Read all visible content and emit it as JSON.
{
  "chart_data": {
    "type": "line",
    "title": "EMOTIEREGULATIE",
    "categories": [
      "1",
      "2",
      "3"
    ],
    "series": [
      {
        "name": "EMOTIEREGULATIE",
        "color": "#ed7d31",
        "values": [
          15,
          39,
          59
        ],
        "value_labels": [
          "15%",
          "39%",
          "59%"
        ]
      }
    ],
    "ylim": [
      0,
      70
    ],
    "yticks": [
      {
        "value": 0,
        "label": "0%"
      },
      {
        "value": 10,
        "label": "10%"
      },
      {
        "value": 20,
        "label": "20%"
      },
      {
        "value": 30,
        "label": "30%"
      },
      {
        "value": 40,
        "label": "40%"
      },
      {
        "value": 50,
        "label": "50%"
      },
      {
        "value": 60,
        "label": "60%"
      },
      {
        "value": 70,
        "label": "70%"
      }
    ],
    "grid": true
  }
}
==
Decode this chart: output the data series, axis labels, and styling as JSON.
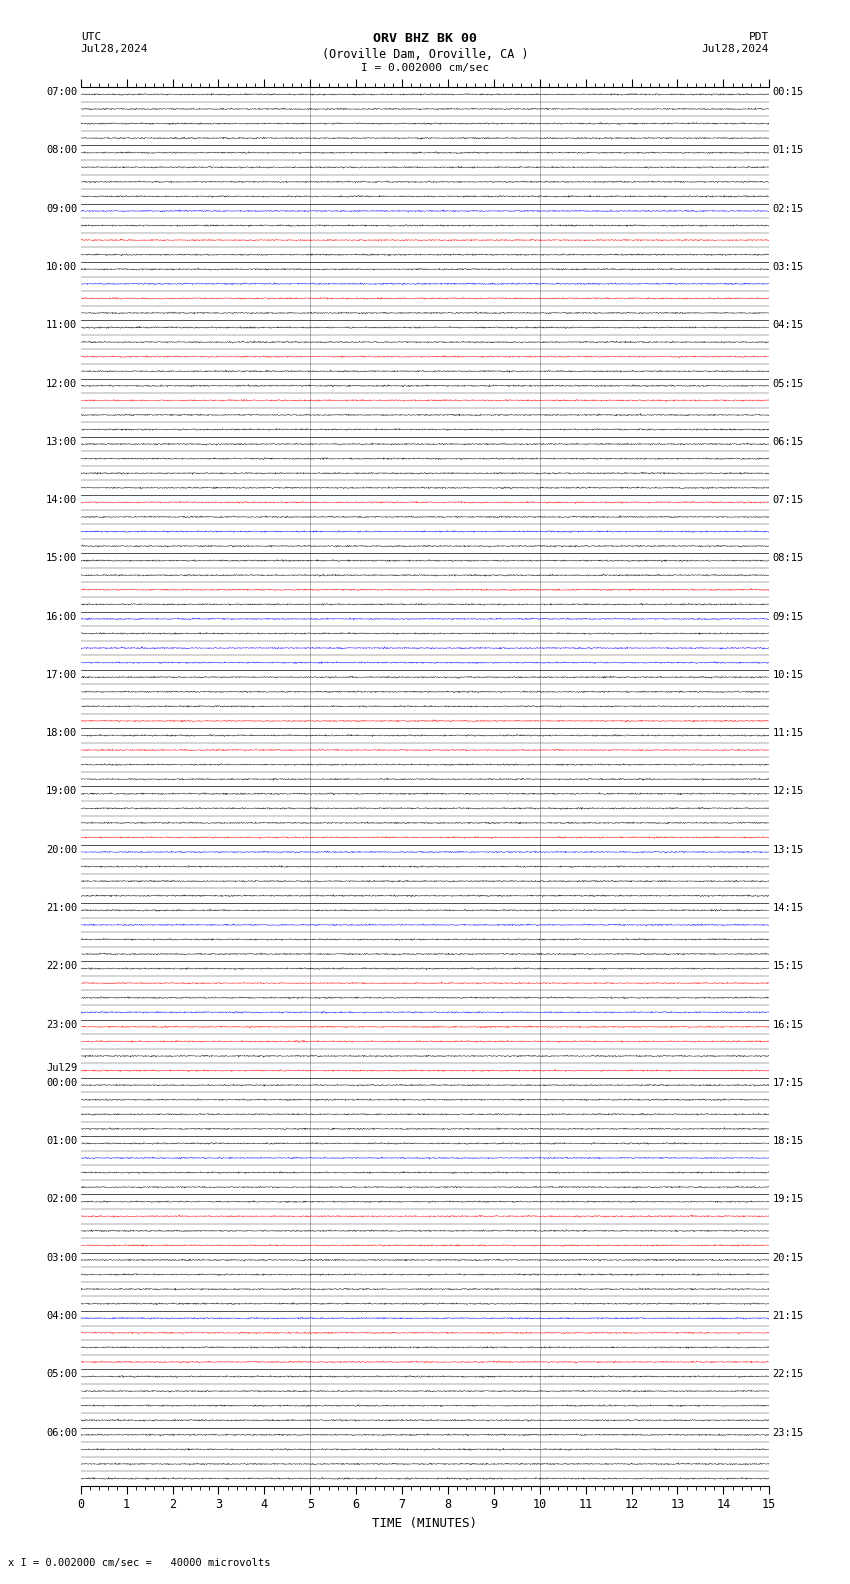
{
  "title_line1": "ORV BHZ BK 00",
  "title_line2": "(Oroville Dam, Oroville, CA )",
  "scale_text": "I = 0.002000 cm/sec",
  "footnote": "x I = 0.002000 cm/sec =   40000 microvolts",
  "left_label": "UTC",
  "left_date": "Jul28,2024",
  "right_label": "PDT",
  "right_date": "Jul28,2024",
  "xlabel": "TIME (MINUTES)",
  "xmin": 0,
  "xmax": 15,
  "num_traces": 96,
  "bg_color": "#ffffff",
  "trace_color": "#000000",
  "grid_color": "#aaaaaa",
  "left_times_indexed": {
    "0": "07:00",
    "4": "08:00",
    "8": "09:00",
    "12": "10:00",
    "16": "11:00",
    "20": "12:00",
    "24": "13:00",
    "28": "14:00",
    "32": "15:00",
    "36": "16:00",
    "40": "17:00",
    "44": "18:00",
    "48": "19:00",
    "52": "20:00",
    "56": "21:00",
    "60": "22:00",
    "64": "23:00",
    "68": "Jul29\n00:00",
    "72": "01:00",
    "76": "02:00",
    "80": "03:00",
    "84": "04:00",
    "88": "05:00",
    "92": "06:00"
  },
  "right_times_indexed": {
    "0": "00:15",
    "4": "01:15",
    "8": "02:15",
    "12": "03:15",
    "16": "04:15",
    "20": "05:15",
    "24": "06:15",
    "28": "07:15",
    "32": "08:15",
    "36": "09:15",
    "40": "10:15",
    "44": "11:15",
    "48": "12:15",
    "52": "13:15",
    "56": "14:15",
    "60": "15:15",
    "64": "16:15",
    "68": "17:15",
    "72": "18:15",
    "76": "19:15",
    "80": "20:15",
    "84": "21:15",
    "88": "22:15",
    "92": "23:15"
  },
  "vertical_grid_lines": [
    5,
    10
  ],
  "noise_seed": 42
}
---
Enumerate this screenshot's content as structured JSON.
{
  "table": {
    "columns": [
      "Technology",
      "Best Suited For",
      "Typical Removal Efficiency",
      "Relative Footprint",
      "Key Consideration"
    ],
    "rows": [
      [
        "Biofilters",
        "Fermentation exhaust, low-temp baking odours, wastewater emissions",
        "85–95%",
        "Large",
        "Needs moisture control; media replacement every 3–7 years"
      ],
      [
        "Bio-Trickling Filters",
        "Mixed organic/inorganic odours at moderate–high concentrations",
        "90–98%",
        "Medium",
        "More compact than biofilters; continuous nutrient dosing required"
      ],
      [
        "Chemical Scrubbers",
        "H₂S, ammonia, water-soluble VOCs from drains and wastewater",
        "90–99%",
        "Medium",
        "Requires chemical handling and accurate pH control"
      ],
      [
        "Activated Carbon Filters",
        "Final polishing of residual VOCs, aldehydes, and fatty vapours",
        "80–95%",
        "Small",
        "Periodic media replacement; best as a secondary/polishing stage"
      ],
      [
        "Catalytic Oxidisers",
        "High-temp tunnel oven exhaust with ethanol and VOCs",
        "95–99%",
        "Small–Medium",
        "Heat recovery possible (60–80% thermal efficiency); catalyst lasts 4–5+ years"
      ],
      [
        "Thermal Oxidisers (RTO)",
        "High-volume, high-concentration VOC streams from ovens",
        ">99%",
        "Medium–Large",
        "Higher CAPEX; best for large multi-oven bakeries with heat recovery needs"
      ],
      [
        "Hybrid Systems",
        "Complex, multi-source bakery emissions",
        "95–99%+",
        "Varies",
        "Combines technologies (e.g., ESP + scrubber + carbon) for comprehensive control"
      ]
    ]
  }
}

_Set problem_
In the records above, find each line that holds the word "from"; copy all such lines.

_Exercise answer_
        "H₂S, ammonia, water-soluble VOCs from drains and wastewater",
        "High-volume, high-concentration VOC streams from ovens",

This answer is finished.